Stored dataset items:
-=-=-

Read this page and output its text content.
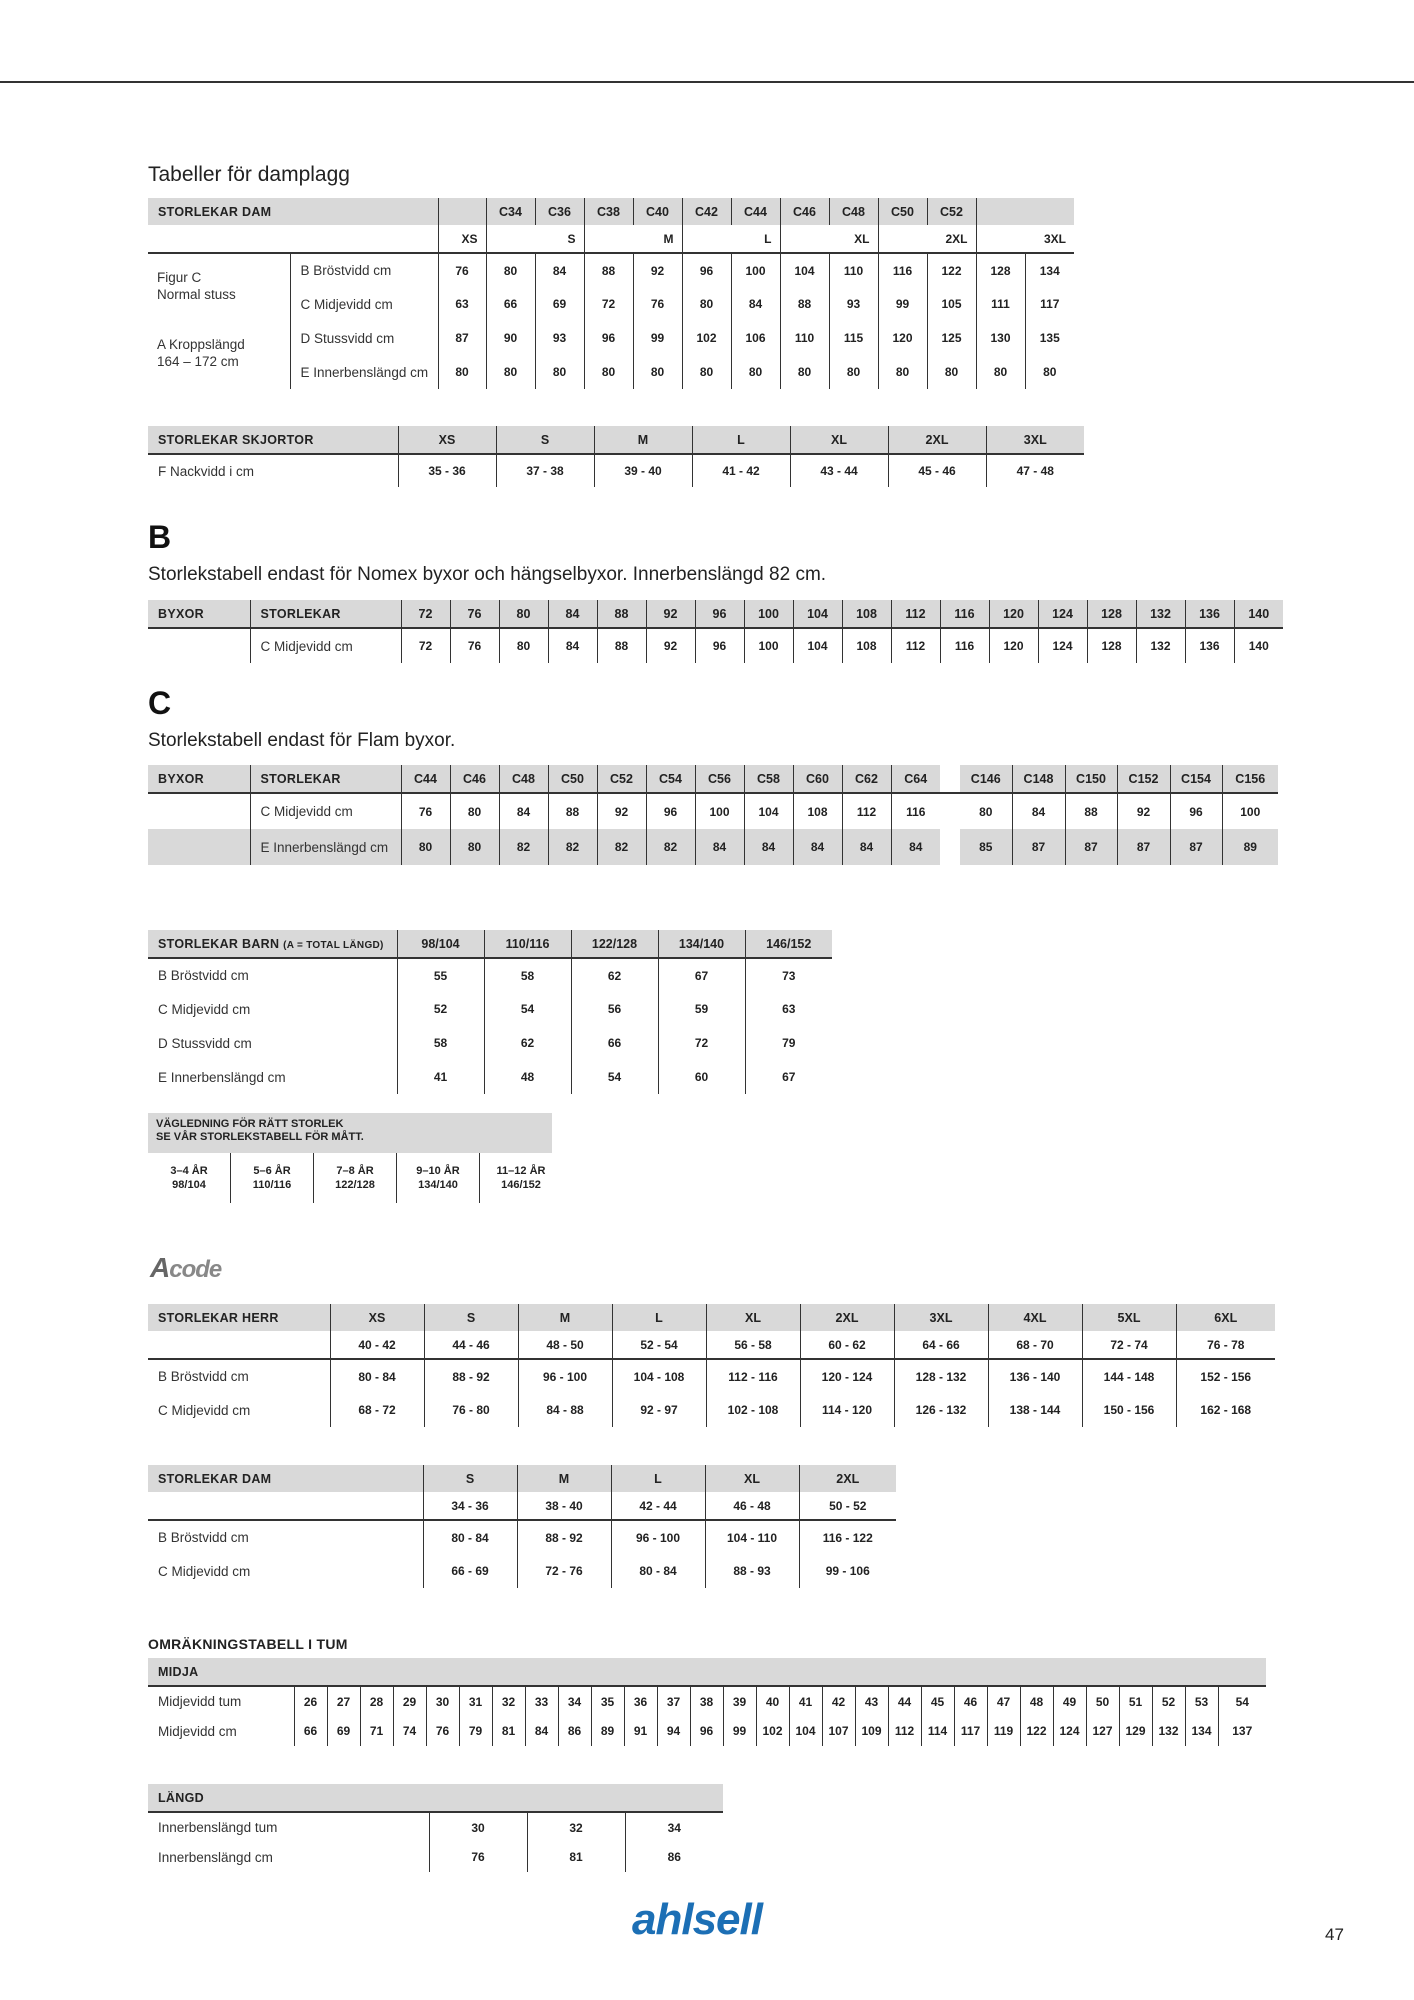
Tabeller för damplagg
STORLEKAR DAM			C34	C36	C38	C40	C42	C44	C46	C48	C50	C52		
		XS	S		M		L		XL		2XL		3XL	
	B Bröstvidd cm	76	80	84	88	92	96	100	104	110	116	122	128	134
	C Midjevidd cm	63	66	69	72	76	80	84	88	93	99	105	111	117
	D Stussvidd cm	87	90	93	96	99	102	106	110	115	120	125	130	135
	E Innerbenslängd cm	80	80	80	80	80	80	80	80	80	80	80	80	80
Figur C
Normal stuss
A Kroppslängd
164 – 172 cm
STORLEKAR SKJORTOR	XS	S	M	L	XL	2XL	3XL
F Nackvidd i cm	35 - 36	37 - 38	39 - 40	41 - 42	43 - 44	45 - 46	47 - 48
B
Storlekstabell endast för Nomex byxor och hängselbyxor. Innerbenslängd 82 cm.
BYXOR	STORLEKAR	72	76	80	84	88	92	96	100	104	108	112	116	120	124	128	132	136	140
	C Midjevidd cm	72	76	80	84	88	92	96	100	104	108	112	116	120	124	128	132	136	140
C
Storlekstabell endast för Flam byxor.
BYXOR	STORLEKAR	C44	C46	C48	C50	C52	C54	C56	C58	C60	C62	C64		C146	C148	C150	C152	C154	C156
	C Midjevidd cm	76	80	84	88	92	96	100	104	108	112	116		80	84	88	92	96	100
	E Innerbenslängd cm	80	80	82	82	82	82	84	84	84	84	84		85	87	87	87	87	89
STORLEKAR BARN (A = TOTAL LÄNGD)	98/104	110/116	122/128	134/140	146/152
B Bröstvidd cm	55	58	62	67	73
C Midjevidd cm	52	54	56	59	63
D Stussvidd cm	58	62	66	72	79
E Innerbenslängd cm	41	48	54	60	67
VÄGLEDNING FÖR RÄTT STORLEK
SE VÅR STORLEKSTABELL FÖR MÅTT.
3–4 ÅR
98/104

5–6 ÅR
110/116

7–8 ÅR
122/128

9–10 ÅR
134/140

11–12 ÅR
146/152
Acode
STORLEKAR HERR	XS	S	M	L	XL	2XL	3XL	4XL	5XL	6XL
	40 - 42	44 - 46	48 - 50	52 - 54	56 - 58	60 - 62	64 - 66	68 - 70	72 - 74	76 - 78
B Bröstvidd cm	80 - 84	88 - 92	96 - 100	104 - 108	112 - 116	120 - 124	128 - 132	136 - 140	144 - 148	152 - 156
C Midjevidd cm	68 - 72	76 - 80	84 - 88	92 - 97	102 - 108	114 - 120	126 - 132	138 - 144	150 - 156	162 - 168
STORLEKAR DAM	S	M	L	XL	2XL
	34 - 36	38 - 40	42 - 44	46 - 48	50 - 52
B Bröstvidd cm	80 - 84	88 - 92	96 - 100	104 - 110	116 - 122
C Midjevidd cm	66 - 69	72 - 76	80 - 84	88 - 93	99 - 106
OMRÄKNINGSTABELL I TUM
MIDJA																													
Midjevidd tum	26	27	28	29	30	31	32	33	34	35	36	37	38	39	40	41	42	43	44	45	46	47	48	49	50	51	52	53	54
Midjevidd cm	66	69	71	74	76	79	81	84	86	89	91	94	96	99	102	104	107	109	112	114	117	119	122	124	127	129	132	134	137
LÄNGD			
Innerbenslängd tum	30	32	34
Innerbenslängd cm	76	81	86
ahlsell	47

-=-=-

In your copy of the records, include no pictures; repeat everything else exactly.

Read this page and output its text content.
Tabeller för damplagg
STORLEKAR DAM			C34	C36	C38	C40	C42	C44	C46	C48	C50	C52		
		XS	S		M		L		XL		2XL		3XL	
	B Bröstvidd cm	76	80	84	88	92	96	100	104	110	116	122	128	134
	C Midjevidd cm	63	66	69	72	76	80	84	88	93	99	105	111	117
	D Stussvidd cm	87	90	93	96	99	102	106	110	115	120	125	130	135
	E Innerbenslängd cm	80	80	80	80	80	80	80	80	80	80	80	80	80
Figur C
Normal stuss
A Kroppslängd
164 – 172 cm
STORLEKAR SKJORTOR	XS	S	M	L	XL	2XL	3XL
F Nackvidd i cm	35 - 36	37 - 38	39 - 40	41 - 42	43 - 44	45 - 46	47 - 48
B
Storlekstabell endast för Nomex byxor och hängselbyxor. Innerbenslängd 82 cm.
BYXOR	STORLEKAR	72	76	80	84	88	92	96	100	104	108	112	116	120	124	128	132	136	140
	C Midjevidd cm	72	76	80	84	88	92	96	100	104	108	112	116	120	124	128	132	136	140
C
Storlekstabell endast för Flam byxor.
BYXOR	STORLEKAR	C44	C46	C48	C50	C52	C54	C56	C58	C60	C62	C64		C146	C148	C150	C152	C154	C156
	C Midjevidd cm	76	80	84	88	92	96	100	104	108	112	116		80	84	88	92	96	100
	E Innerbenslängd cm	80	80	82	82	82	82	84	84	84	84	84		85	87	87	87	87	89
STORLEKAR BARN (A = TOTAL LÄNGD)	98/104	110/116	122/128	134/140	146/152
B Bröstvidd cm	55	58	62	67	73
C Midjevidd cm	52	54	56	59	63
D Stussvidd cm	58	62	66	72	79
E Innerbenslängd cm	41	48	54	60	67
VÄGLEDNING FÖR RÄTT STORLEK
SE VÅR STORLEKSTABELL FÖR MÅTT.
3–4 ÅR
98/104

5–6 ÅR
110/116

7–8 ÅR
122/128

9–10 ÅR
134/140

11–12 ÅR
146/152
Acode
STORLEKAR HERR	XS	S	M	L	XL	2XL	3XL	4XL	5XL	6XL
	40 - 42	44 - 46	48 - 50	52 - 54	56 - 58	60 - 62	64 - 66	68 - 70	72 - 74	76 - 78
B Bröstvidd cm	80 - 84	88 - 92	96 - 100	104 - 108	112 - 116	120 - 124	128 - 132	136 - 140	144 - 148	152 - 156
C Midjevidd cm	68 - 72	76 - 80	84 - 88	92 - 97	102 - 108	114 - 120	126 - 132	138 - 144	150 - 156	162 - 168
STORLEKAR DAM	S	M	L	XL	2XL
	34 - 36	38 - 40	42 - 44	46 - 48	50 - 52
B Bröstvidd cm	80 - 84	88 - 92	96 - 100	104 - 110	116 - 122
C Midjevidd cm	66 - 69	72 - 76	80 - 84	88 - 93	99 - 106
OMRÄKNINGSTABELL I TUM
MIDJA																													
Midjevidd tum	26	27	28	29	30	31	32	33	34	35	36	37	38	39	40	41	42	43	44	45	46	47	48	49	50	51	52	53	54
Midjevidd cm	66	69	71	74	76	79	81	84	86	89	91	94	96	99	102	104	107	109	112	114	117	119	122	124	127	129	132	134	137
LÄNGD			
Innerbenslängd tum	30	32	34
Innerbenslängd cm	76	81	86
ahlsell	47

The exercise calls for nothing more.